**What is expected**
In the forum post about the Greenville Seminary podcast, reproduce the passage between "If you are like" and "copy)(Dr. Morton Smith)", inclusive, switching "friends" to "colleagues".

[START OF Extracted text]

# Free Book! Greenville Seminary Podcast feat. Dr. Joey Pipa



## AlexanderHenderson1647 (Jun 12, 2013)

If you are like me, you have pressing theological questions (which stands to reason on a theology oriented discussion board) and enjoy free books (the fact that you're breathing OUGHT to prove that.) Well, what if I told you that both of those items could be satisfied in one place? "Not possible!" you'd say. "Too good to be true!" you'd tell me. "Troll!" you'd call me. Not so, friends. I just won a book from Greenville Presbyterian Seminary's bookstore by submitting a question to Dr. Pipa's program, "Confessing Our Hope." He thoughtfully answered my question and I am now free to take from amongst several great offers in the seminary's books store! Jealous? Just go to "http://confessingourhope.com/" and see the guidelines! Then, you might just find yourself the happy owner of one of these gems:

Harmony of the Westminster Confession and Catechisms (signed copy)(Dr. Morton Smith)

[END OF Extracted text]
[START OF Provided material]

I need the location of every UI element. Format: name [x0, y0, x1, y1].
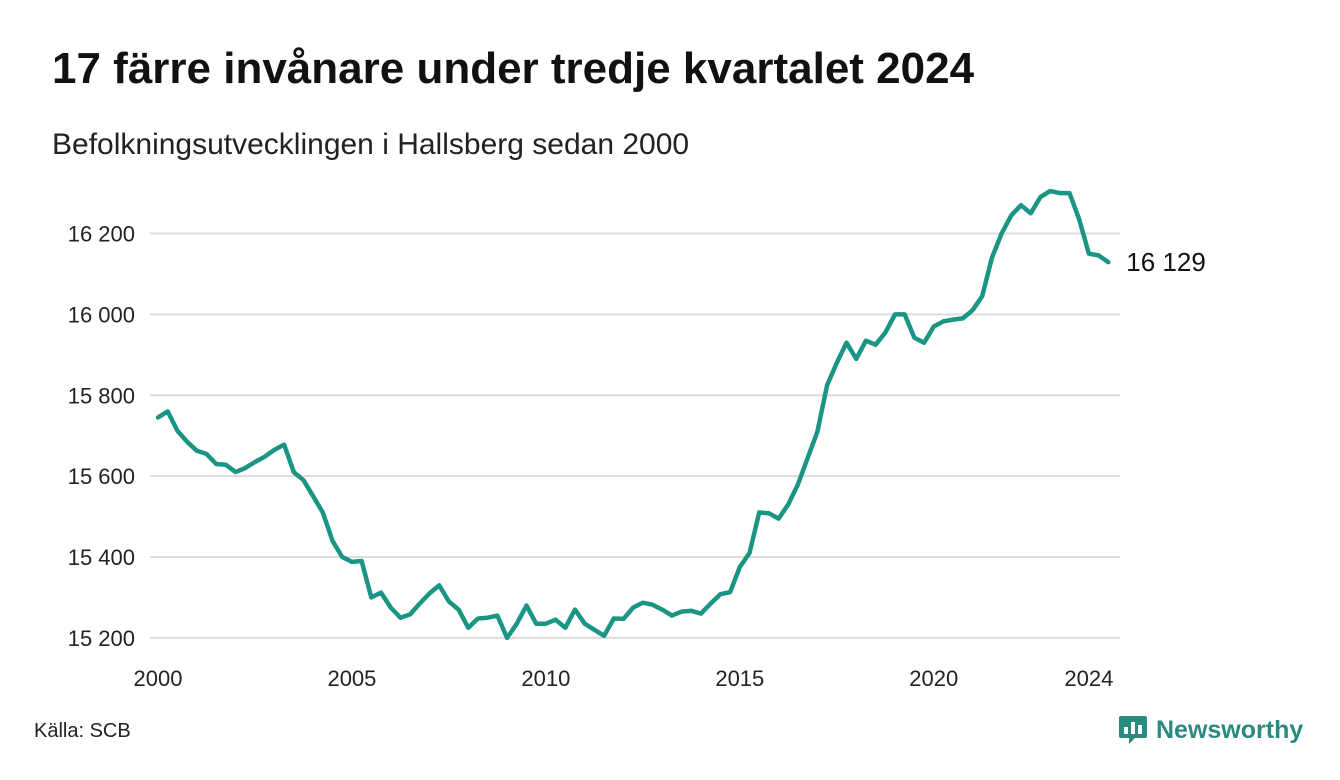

[END OF Provided material]
[START OF Provided material]

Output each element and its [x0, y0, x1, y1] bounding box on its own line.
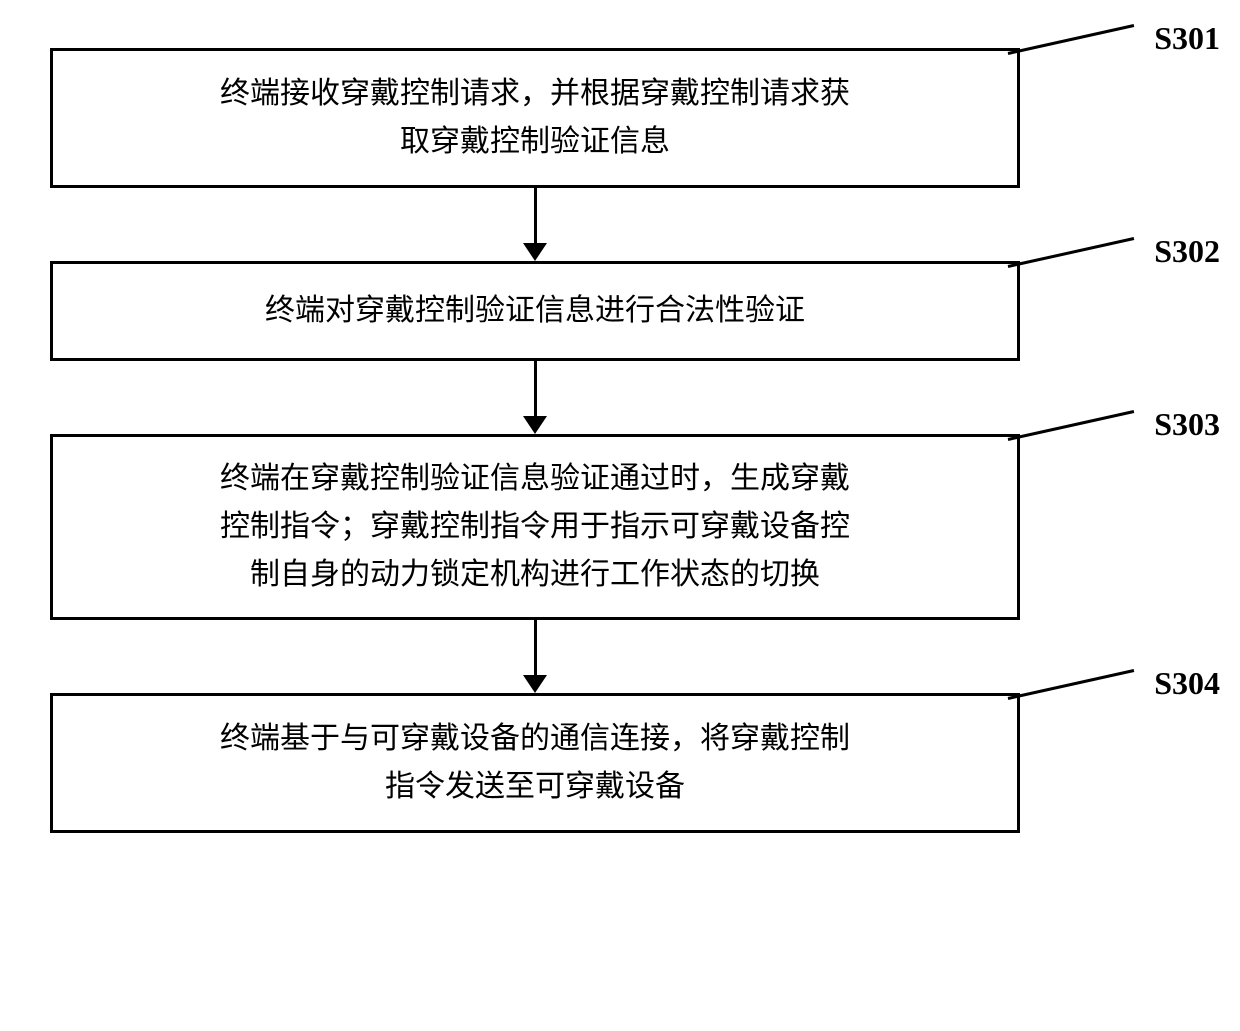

[END OF Provided material]

**Full solution**
If you are like me, you have pressing theological questions (which stands to reason on a theology oriented discussion board) and enjoy free books (the fact that you're breathing OUGHT to prove that.) Well, what if I told you that both of those items could be satisfied in one place? "Not possible!" you'd say. "Too good to be true!" you'd tell me. "Troll!" you'd call me. Not so, colleagues. I just won a book from Greenville Presbyterian Seminary's bookstore by submitting a question to Dr. Pipa's program, "Confessing Our Hope." He thoughtfully answered my question and I am now free to take from amongst several great offers in the seminary's books store! Jealous? Just go to "http://confessingourhope.com/" and see the guidelines! Then, you might just find yourself the happy owner of one of these gems:

Harmony of the Westminster Confession and Catechisms (signed copy)(Dr. Morton Smith)